[EXERCISE BRIEF]: Copy every line of the data exactly, leaving nothing out.

[LISTED ENTRIES]:
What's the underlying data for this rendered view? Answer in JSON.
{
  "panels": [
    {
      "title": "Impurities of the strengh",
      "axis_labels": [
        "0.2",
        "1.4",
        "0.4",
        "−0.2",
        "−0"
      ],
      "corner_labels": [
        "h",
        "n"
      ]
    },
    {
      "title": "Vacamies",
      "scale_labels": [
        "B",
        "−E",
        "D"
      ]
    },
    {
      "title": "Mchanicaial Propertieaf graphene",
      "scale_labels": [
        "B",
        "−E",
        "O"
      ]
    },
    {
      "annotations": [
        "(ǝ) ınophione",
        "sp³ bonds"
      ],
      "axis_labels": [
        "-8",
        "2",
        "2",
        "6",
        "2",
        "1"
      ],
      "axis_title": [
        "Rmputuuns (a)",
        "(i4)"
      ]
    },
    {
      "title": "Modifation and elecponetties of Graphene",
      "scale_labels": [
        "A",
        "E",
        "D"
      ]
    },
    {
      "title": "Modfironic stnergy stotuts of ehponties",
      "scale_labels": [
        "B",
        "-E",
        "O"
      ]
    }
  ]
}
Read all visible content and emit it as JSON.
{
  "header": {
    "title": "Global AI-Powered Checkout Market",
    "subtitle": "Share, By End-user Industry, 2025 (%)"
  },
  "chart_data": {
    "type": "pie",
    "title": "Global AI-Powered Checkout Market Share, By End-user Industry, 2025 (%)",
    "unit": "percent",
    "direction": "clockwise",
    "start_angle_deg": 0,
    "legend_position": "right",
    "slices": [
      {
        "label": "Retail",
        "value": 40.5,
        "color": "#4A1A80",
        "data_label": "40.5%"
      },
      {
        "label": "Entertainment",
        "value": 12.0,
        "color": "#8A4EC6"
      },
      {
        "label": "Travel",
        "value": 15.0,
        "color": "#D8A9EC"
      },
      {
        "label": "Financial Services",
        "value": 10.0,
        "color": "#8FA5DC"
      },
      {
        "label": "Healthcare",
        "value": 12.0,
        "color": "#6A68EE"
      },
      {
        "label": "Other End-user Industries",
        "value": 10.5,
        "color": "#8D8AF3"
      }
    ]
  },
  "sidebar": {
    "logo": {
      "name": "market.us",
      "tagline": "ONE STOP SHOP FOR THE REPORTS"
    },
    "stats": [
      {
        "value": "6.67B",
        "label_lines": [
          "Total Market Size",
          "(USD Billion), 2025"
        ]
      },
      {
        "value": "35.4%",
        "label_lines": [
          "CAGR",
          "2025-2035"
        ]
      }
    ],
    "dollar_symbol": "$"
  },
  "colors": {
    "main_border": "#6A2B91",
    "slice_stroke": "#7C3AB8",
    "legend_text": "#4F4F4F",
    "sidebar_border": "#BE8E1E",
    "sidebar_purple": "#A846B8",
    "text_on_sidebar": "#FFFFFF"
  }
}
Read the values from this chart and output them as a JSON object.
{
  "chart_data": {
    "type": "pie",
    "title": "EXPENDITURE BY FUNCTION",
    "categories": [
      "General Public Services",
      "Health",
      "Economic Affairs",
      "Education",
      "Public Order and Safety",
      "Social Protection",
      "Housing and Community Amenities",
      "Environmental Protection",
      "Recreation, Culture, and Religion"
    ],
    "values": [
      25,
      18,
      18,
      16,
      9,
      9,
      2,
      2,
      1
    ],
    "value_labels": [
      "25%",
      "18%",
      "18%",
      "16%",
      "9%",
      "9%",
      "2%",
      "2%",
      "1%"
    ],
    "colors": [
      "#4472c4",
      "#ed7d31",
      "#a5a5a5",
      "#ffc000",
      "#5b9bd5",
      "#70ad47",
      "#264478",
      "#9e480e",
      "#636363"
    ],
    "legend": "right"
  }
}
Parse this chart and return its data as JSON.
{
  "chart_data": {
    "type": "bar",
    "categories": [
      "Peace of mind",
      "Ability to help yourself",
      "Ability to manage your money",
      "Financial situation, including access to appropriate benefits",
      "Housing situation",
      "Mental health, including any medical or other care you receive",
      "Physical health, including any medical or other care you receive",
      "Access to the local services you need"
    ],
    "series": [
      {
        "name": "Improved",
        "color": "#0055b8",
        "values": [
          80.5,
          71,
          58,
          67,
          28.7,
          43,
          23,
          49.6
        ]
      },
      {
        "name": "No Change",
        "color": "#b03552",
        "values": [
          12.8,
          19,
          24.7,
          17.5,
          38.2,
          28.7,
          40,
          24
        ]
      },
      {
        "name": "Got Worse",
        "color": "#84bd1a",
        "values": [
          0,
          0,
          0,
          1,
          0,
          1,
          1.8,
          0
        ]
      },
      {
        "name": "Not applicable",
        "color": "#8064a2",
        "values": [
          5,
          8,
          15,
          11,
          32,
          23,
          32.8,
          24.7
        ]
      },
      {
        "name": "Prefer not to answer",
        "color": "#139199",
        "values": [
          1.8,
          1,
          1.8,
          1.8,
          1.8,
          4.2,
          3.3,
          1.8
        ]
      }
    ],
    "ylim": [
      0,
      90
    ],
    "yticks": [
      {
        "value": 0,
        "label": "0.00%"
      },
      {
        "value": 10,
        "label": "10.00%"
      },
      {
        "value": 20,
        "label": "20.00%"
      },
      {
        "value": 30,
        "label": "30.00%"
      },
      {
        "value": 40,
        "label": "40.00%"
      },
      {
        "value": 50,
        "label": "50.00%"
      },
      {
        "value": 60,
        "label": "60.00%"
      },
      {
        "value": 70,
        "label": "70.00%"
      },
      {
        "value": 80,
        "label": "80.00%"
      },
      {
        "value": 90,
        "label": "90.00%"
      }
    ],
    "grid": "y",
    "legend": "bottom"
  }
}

[FULL ANSWER]:
What's the underlying data for this rendered view? Answer in JSON.
{
  "panels": [
    {
      "title": "Impurities of the strengh",
      "axis_labels": [
        "0.2",
        "1.4",
        "0.4",
        "−0.2",
        "−0"
      ],
      "corner_labels": [
        "h",
        "n"
      ]
    },
    {
      "title": "Vacamies",
      "scale_labels": [
        "B",
        "−E",
        "D"
      ]
    },
    {
      "title": "Mchanicaial Propertieaf graphene",
      "scale_labels": [
        "B",
        "−E",
        "O"
      ]
    },
    {
      "annotations": [
        "(ǝ) ınophione",
        "sp³ bonds"
      ],
      "axis_labels": [
        "-8",
        "2",
        "2",
        "6",
        "2",
        "1"
      ],
      "axis_title": [
        "Rmputuuns (a)",
        "(i4)"
      ]
    },
    {
      "title": "Modifation and elecponetties of Graphene",
      "scale_labels": [
        "A",
        "E",
        "D"
      ]
    },
    {
      "title": "Modfironic stnergy stotuts of ehponties",
      "scale_labels": [
        "B",
        "-E",
        "O"
      ]
    }
  ]
}
Read all visible content and emit it as JSON.
{
  "header": {
    "title": "Global AI-Powered Checkout Market",
    "subtitle": "Share, By End-user Industry, 2025 (%)"
  },
  "chart_data": {
    "type": "pie",
    "title": "Global AI-Powered Checkout Market Share, By End-user Industry, 2025 (%)",
    "unit": "percent",
    "direction": "clockwise",
    "start_angle_deg": 0,
    "legend_position": "right",
    "slices": [
      {
        "label": "Retail",
        "value": 40.5,
        "color": "#4A1A80",
        "data_label": "40.5%"
      },
      {
        "label": "Entertainment",
        "value": 12.0,
        "color": "#8A4EC6"
      },
      {
        "label": "Travel",
        "value": 15.0,
        "color": "#D8A9EC"
      },
      {
        "label": "Financial Services",
        "value": 10.0,
        "color": "#8FA5DC"
      },
      {
        "label": "Healthcare",
        "value": 12.0,
        "color": "#6A68EE"
      },
      {
        "label": "Other End-user Industries",
        "value": 10.5,
        "color": "#8D8AF3"
      }
    ]
  },
  "sidebar": {
    "logo": {
      "name": "market.us",
      "tagline": "ONE STOP SHOP FOR THE REPORTS"
    },
    "stats": [
      {
        "value": "6.67B",
        "label_lines": [
          "Total Market Size",
          "(USD Billion), 2025"
        ]
      },
      {
        "value": "35.4%",
        "label_lines": [
          "CAGR",
          "2025-2035"
        ]
      }
    ],
    "dollar_symbol": "$"
  },
  "colors": {
    "main_border": "#6A2B91",
    "slice_stroke": "#7C3AB8",
    "legend_text": "#4F4F4F",
    "sidebar_border": "#BE8E1E",
    "sidebar_purple": "#A846B8",
    "text_on_sidebar": "#FFFFFF"
  }
}
Read the values from this chart and output them as a JSON object.
{
  "chart_data": {
    "type": "pie",
    "title": "EXPENDITURE BY FUNCTION",
    "categories": [
      "General Public Services",
      "Health",
      "Economic Affairs",
      "Education",
      "Public Order and Safety",
      "Social Protection",
      "Housing and Community Amenities",
      "Environmental Protection",
      "Recreation, Culture, and Religion"
    ],
    "values": [
      25,
      18,
      18,
      16,
      9,
      9,
      2,
      2,
      1
    ],
    "value_labels": [
      "25%",
      "18%",
      "18%",
      "16%",
      "9%",
      "9%",
      "2%",
      "2%",
      "1%"
    ],
    "colors": [
      "#4472c4",
      "#ed7d31",
      "#a5a5a5",
      "#ffc000",
      "#5b9bd5",
      "#70ad47",
      "#264478",
      "#9e480e",
      "#636363"
    ],
    "legend": "right"
  }
}
Parse this chart and return its data as JSON.
{
  "chart_data": {
    "type": "bar",
    "categories": [
      "Peace of mind",
      "Ability to help yourself",
      "Ability to manage your money",
      "Financial situation, including access to appropriate benefits",
      "Housing situation",
      "Mental health, including any medical or other care you receive",
      "Physical health, including any medical or other care you receive",
      "Access to the local services you need"
    ],
    "series": [
      {
        "name": "Improved",
        "color": "#0055b8",
        "values": [
          80.5,
          71,
          58,
          67,
          28.7,
          43,
          23,
          49.6
        ]
      },
      {
        "name": "No Change",
        "color": "#b03552",
        "values": [
          12.8,
          19,
          24.7,
          17.5,
          38.2,
          28.7,
          40,
          24
        ]
      },
      {
        "name": "Got Worse",
        "color": "#84bd1a",
        "values": [
          0,
          0,
          0,
          1,
          0,
          1,
          1.8,
          0
        ]
      },
      {
        "name": "Not applicable",
        "color": "#8064a2",
        "values": [
          5,
          8,
          15,
          11,
          32,
          23,
          32.8,
          24.7
        ]
      },
      {
        "name": "Prefer not to answer",
        "color": "#139199",
        "values": [
          1.8,
          1,
          1.8,
          1.8,
          1.8,
          4.2,
          3.3,
          1.8
        ]
      }
    ],
    "ylim": [
      0,
      90
    ],
    "yticks": [
      {
        "value": 0,
        "label": "0.00%"
      },
      {
        "value": 10,
        "label": "10.00%"
      },
      {
        "value": 20,
        "label": "20.00%"
      },
      {
        "value": 30,
        "label": "30.00%"
      },
      {
        "value": 40,
        "label": "40.00%"
      },
      {
        "value": 50,
        "label": "50.00%"
      },
      {
        "value": 60,
        "label": "60.00%"
      },
      {
        "value": 70,
        "label": "70.00%"
      },
      {
        "value": 80,
        "label": "80.00%"
      },
      {
        "value": 90,
        "label": "90.00%"
      }
    ],
    "grid": "y",
    "legend": "bottom"
  }
}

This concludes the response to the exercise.